Task to complete:
The records below are made of lines; count those holding the word "menganalisis" and give the number only.
————————
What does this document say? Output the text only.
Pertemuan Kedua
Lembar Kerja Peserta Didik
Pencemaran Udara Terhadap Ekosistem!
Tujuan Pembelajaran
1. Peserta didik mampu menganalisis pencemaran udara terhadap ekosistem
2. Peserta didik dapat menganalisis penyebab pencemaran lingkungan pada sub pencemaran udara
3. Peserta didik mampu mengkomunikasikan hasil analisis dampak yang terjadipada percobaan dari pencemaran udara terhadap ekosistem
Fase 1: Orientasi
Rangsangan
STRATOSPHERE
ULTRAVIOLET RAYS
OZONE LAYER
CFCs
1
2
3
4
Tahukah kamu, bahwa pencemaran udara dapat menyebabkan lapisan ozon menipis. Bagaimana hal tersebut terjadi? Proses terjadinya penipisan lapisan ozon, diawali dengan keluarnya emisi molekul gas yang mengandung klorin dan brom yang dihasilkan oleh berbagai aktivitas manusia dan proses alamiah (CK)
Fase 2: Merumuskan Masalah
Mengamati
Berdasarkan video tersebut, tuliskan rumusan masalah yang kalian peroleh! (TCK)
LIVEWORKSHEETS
————————
The result:
2